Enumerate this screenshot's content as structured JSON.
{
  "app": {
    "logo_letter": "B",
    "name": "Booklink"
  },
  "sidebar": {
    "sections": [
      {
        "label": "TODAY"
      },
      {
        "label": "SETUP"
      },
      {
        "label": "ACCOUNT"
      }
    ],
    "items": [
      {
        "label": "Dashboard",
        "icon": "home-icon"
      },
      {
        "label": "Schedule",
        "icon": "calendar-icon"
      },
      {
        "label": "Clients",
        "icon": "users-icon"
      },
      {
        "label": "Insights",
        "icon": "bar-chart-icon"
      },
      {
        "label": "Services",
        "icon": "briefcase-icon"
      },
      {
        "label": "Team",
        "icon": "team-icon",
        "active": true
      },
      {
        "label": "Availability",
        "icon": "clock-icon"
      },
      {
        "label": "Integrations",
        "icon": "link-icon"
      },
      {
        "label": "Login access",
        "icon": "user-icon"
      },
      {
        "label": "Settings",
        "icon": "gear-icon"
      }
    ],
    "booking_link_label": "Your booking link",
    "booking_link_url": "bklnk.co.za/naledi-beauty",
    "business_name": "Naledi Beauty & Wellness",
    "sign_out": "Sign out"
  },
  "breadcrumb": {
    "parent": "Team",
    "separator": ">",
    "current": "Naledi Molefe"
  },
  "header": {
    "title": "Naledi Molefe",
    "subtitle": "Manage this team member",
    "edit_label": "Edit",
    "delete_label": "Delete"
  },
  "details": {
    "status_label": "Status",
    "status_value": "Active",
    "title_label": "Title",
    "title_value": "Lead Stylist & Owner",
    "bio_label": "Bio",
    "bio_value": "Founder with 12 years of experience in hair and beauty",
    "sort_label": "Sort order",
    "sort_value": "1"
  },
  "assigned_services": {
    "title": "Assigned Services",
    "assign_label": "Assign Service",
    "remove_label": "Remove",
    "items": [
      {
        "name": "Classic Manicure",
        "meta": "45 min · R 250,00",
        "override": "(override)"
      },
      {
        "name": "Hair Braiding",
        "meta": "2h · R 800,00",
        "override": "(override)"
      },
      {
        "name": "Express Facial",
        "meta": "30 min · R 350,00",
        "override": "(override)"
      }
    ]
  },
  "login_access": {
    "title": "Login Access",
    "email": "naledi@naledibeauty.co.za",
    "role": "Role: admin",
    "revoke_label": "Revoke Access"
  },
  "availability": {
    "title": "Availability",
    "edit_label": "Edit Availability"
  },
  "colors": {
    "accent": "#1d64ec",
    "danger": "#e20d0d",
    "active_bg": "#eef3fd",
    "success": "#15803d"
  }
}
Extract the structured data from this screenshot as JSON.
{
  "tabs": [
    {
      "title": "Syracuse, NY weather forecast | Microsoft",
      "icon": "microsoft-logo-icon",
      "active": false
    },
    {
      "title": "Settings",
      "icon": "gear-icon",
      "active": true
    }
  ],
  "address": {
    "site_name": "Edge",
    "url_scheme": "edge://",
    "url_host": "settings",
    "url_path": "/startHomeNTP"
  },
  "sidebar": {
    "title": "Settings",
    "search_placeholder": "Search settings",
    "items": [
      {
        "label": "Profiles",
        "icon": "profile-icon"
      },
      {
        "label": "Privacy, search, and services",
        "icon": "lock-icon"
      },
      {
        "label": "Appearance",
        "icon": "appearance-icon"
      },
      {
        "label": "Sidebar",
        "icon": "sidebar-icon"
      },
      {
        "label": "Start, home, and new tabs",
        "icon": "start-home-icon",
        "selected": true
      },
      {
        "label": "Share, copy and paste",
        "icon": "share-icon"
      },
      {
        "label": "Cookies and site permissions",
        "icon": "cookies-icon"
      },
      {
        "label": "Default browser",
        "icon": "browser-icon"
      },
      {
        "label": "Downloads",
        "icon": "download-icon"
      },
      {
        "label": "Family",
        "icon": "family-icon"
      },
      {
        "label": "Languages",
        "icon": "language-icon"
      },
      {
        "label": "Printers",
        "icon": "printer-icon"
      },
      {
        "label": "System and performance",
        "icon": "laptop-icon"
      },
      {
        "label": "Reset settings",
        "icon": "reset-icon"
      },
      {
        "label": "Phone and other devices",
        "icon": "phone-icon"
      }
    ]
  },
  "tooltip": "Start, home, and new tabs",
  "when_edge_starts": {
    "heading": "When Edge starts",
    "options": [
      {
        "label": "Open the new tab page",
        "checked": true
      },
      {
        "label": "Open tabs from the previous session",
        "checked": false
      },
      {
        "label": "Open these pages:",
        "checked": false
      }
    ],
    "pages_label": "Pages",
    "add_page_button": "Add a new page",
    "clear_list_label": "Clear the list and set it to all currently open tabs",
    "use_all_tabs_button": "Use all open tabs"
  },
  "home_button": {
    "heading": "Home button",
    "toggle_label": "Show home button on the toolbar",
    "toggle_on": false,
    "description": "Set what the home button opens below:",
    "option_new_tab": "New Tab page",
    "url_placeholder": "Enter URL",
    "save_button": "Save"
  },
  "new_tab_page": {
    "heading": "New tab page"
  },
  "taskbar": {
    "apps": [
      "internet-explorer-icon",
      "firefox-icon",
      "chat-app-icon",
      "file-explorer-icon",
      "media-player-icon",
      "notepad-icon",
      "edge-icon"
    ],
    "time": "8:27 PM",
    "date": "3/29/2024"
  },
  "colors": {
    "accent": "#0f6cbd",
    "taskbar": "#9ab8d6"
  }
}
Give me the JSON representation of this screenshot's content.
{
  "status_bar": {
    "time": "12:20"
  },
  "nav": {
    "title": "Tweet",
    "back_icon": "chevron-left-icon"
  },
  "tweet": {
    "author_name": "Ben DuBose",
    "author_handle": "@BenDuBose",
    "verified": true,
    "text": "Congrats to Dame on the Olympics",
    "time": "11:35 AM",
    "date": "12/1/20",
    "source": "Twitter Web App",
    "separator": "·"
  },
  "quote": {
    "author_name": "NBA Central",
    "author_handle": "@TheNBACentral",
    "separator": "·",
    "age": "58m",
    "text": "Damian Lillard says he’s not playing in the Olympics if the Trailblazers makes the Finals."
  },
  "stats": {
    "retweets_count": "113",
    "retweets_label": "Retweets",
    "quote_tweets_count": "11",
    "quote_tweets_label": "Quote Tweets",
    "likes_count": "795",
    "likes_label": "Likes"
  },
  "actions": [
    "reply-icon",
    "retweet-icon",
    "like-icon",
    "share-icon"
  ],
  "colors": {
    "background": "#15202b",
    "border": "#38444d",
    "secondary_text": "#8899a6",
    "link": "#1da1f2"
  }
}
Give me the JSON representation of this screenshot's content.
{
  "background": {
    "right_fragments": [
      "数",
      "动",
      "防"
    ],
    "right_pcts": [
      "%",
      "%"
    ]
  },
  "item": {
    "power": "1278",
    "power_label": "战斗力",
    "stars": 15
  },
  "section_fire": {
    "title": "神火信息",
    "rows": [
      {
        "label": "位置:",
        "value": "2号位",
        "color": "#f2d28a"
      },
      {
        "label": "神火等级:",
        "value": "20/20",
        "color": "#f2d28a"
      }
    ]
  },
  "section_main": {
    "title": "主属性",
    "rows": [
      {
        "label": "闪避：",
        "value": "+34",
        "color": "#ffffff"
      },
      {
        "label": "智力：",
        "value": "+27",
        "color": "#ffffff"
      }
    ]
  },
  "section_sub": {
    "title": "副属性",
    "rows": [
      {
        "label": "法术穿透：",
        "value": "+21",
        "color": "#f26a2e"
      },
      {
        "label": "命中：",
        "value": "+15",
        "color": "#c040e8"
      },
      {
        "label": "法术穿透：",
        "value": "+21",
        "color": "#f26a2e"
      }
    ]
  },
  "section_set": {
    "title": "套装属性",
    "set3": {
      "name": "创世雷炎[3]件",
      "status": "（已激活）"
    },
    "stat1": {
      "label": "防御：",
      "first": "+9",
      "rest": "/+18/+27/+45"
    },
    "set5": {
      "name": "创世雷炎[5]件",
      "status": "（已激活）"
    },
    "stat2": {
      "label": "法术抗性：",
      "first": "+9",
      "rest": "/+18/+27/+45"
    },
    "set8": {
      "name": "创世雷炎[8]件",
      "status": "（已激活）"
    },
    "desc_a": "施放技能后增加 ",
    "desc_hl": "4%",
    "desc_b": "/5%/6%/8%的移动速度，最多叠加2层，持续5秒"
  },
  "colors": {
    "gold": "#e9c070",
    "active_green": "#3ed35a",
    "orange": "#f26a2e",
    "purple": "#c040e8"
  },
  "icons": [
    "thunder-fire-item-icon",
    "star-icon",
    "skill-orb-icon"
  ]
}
______________________________
* [Written problem]: Identify the lines in the records above that contain the word "Edit", then state how many there are and nothing more.

* [Answer in full]: 2